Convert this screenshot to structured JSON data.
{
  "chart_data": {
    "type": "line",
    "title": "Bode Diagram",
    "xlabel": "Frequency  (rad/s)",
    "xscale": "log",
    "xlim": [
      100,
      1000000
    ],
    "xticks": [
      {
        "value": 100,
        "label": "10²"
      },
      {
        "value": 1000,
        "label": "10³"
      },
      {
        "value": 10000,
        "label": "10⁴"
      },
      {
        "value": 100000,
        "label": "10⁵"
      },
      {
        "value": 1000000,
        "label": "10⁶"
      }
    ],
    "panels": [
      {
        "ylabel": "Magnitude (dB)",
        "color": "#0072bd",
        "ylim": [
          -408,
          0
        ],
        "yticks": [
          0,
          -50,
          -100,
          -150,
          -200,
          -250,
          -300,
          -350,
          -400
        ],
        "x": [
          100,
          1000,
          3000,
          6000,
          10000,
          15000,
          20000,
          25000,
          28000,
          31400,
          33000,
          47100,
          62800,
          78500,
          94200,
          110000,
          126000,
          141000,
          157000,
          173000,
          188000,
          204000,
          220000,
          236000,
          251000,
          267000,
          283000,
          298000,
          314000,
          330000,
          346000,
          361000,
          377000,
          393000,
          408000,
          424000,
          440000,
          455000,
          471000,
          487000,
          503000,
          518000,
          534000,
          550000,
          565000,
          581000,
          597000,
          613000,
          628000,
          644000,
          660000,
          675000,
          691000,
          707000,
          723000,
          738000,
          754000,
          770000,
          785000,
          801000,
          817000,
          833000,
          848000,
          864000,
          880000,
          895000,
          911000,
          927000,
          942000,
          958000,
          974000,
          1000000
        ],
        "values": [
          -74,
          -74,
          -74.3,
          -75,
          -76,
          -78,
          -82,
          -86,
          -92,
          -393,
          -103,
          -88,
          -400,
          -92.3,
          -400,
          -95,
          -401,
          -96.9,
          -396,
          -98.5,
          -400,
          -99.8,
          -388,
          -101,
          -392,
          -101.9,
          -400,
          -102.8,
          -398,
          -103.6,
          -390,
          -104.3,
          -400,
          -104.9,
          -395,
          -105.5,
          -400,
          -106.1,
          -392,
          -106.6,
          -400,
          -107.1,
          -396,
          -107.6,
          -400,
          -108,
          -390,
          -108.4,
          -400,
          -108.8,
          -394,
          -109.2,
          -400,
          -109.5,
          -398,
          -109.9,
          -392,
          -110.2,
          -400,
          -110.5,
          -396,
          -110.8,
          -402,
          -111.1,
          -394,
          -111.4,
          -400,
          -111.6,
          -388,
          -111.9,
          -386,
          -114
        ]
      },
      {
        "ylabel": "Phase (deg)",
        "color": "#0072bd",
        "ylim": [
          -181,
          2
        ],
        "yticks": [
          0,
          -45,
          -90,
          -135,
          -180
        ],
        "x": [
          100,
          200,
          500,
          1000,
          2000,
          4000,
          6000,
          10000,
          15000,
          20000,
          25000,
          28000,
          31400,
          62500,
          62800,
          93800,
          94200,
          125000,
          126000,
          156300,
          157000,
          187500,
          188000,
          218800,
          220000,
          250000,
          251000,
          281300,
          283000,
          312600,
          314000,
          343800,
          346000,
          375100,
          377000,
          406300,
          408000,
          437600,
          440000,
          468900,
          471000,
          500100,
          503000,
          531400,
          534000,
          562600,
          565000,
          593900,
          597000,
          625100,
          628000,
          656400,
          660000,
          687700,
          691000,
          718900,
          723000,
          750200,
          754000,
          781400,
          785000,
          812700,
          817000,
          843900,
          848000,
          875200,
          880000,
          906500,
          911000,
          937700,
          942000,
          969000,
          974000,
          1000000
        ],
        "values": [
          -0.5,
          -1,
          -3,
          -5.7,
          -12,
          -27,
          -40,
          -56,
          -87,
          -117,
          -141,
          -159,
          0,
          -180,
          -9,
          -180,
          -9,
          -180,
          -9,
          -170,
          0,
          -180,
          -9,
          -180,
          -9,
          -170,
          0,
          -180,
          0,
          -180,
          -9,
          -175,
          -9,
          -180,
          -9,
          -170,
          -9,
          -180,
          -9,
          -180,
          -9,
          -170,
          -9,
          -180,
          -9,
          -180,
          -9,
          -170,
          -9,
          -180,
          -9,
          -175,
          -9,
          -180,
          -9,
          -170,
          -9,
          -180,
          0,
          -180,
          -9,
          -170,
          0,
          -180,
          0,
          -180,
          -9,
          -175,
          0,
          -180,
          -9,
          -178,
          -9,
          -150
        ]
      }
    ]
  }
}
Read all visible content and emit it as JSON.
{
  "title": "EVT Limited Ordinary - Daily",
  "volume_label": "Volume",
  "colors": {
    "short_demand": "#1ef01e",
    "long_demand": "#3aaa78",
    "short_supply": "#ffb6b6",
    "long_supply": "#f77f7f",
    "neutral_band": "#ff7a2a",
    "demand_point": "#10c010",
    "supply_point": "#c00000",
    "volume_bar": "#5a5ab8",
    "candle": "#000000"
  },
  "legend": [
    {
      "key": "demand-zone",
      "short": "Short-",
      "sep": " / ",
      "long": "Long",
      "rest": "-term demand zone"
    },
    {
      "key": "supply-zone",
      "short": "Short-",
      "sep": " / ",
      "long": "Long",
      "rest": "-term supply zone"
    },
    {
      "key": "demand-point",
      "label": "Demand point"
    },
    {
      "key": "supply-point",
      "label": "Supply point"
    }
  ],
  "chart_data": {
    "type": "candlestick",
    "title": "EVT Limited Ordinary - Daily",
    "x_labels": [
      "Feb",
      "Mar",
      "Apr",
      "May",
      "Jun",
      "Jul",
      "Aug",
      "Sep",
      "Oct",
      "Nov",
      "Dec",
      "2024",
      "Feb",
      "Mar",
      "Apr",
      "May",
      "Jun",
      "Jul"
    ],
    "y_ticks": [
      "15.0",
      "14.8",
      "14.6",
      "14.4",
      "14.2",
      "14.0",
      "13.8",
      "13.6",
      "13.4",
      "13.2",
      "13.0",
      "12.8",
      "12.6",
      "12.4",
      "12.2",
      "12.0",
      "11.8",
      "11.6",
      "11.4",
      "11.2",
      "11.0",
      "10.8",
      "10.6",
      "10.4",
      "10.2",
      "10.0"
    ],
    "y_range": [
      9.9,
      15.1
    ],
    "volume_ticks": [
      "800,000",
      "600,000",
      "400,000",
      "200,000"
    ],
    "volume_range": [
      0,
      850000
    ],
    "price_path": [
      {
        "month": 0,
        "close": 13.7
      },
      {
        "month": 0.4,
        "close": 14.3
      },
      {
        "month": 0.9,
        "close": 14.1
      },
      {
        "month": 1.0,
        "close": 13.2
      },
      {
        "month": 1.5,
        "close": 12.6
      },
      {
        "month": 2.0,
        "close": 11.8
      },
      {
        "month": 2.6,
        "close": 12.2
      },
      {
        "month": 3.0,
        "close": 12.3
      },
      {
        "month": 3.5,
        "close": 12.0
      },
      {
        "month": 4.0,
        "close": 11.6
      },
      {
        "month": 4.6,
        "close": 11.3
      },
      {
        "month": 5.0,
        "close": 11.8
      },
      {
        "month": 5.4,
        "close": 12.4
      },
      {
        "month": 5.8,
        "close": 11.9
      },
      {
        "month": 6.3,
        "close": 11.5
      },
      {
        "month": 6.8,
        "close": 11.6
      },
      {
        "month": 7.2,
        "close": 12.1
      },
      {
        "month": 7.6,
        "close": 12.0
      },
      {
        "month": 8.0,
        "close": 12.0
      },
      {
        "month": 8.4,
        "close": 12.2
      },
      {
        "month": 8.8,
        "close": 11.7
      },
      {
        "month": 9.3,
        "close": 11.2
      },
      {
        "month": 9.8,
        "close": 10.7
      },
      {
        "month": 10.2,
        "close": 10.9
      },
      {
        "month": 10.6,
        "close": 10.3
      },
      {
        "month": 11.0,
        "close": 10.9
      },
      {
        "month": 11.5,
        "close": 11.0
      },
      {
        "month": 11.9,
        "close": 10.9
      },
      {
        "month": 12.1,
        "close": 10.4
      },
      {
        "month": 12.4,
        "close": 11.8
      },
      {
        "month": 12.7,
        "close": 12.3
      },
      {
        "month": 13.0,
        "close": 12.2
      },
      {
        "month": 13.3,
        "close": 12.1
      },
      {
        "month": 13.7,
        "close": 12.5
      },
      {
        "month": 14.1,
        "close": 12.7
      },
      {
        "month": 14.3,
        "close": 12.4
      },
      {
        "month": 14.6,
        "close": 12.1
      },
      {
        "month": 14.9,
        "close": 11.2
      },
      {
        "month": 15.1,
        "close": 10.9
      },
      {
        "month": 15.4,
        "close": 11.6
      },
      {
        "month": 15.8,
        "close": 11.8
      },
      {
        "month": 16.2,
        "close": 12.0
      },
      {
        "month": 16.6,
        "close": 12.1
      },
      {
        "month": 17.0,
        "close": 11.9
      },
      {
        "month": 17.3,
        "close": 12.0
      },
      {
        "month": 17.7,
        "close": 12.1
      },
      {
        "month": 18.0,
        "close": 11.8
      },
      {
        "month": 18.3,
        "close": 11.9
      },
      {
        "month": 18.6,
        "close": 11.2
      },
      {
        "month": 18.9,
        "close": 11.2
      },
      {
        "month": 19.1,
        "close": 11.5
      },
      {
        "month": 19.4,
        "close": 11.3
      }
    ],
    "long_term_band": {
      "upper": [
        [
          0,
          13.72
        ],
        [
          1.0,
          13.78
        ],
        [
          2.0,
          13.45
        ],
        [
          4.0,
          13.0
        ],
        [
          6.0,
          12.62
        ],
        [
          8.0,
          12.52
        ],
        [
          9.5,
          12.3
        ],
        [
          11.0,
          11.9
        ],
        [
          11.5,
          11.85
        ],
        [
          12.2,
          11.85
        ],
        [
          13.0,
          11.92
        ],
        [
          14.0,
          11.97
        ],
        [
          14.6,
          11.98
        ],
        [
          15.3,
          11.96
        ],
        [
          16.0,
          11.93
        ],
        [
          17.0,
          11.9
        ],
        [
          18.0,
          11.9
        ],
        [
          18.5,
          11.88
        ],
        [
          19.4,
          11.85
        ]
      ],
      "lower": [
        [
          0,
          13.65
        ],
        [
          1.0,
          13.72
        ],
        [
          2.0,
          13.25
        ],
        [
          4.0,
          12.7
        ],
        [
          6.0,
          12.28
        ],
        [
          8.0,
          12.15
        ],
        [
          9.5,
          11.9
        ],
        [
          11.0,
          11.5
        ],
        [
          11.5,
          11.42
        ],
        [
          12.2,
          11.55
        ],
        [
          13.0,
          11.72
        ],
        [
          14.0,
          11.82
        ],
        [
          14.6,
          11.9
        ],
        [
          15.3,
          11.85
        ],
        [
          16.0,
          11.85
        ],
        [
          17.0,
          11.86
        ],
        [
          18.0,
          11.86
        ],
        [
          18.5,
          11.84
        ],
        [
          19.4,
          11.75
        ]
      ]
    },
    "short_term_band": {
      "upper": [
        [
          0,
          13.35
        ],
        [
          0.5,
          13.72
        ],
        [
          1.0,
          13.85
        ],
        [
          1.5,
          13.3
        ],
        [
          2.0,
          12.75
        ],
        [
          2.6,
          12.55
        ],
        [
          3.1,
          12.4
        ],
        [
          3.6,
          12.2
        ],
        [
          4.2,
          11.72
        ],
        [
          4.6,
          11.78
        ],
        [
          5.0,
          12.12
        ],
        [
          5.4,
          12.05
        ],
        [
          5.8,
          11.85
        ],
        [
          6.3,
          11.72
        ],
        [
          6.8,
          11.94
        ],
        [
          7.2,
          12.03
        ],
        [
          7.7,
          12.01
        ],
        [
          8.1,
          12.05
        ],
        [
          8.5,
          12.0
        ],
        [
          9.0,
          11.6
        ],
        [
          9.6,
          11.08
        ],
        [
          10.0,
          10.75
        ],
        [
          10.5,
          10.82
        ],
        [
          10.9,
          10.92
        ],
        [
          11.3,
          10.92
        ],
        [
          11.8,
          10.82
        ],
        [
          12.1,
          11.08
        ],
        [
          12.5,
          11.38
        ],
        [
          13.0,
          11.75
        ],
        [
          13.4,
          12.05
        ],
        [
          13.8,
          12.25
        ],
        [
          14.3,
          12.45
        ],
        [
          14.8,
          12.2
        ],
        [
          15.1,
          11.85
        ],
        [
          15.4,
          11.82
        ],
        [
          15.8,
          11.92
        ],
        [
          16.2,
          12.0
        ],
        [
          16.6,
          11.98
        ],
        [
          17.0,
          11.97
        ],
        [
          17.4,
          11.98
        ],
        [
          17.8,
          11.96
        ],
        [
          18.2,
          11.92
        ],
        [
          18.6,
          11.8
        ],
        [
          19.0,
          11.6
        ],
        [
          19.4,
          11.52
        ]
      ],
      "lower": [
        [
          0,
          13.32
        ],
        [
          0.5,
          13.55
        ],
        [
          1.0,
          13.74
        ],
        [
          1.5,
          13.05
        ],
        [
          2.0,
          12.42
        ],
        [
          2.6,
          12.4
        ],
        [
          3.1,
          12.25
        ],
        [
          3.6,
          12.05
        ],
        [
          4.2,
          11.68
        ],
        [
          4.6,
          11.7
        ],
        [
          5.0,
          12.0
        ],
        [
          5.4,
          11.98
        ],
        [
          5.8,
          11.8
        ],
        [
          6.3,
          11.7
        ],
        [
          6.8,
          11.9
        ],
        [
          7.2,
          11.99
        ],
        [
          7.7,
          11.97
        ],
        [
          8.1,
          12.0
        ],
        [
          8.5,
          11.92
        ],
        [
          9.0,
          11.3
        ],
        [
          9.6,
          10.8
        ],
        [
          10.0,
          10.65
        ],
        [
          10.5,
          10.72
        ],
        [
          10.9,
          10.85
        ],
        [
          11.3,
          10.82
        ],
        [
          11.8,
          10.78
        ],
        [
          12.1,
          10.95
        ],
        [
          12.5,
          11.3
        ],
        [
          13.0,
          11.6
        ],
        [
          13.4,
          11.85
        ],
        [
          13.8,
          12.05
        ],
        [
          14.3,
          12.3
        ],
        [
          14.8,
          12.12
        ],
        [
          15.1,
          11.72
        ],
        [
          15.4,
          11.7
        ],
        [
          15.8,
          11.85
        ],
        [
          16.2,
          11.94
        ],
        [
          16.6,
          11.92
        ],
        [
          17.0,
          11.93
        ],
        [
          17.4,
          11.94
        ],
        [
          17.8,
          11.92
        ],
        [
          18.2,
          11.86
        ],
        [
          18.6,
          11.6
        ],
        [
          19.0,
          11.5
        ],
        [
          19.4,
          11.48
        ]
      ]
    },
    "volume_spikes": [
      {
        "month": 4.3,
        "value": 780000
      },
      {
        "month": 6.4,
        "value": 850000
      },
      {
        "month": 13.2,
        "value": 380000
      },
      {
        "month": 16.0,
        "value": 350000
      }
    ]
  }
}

TO DO:
Scan the material above. Return every line containing the string "Daily".

ANSWER IN FULL:
  "title": "EVT Limited Ordinary - Daily",
    "title": "EVT Limited Ordinary - Daily",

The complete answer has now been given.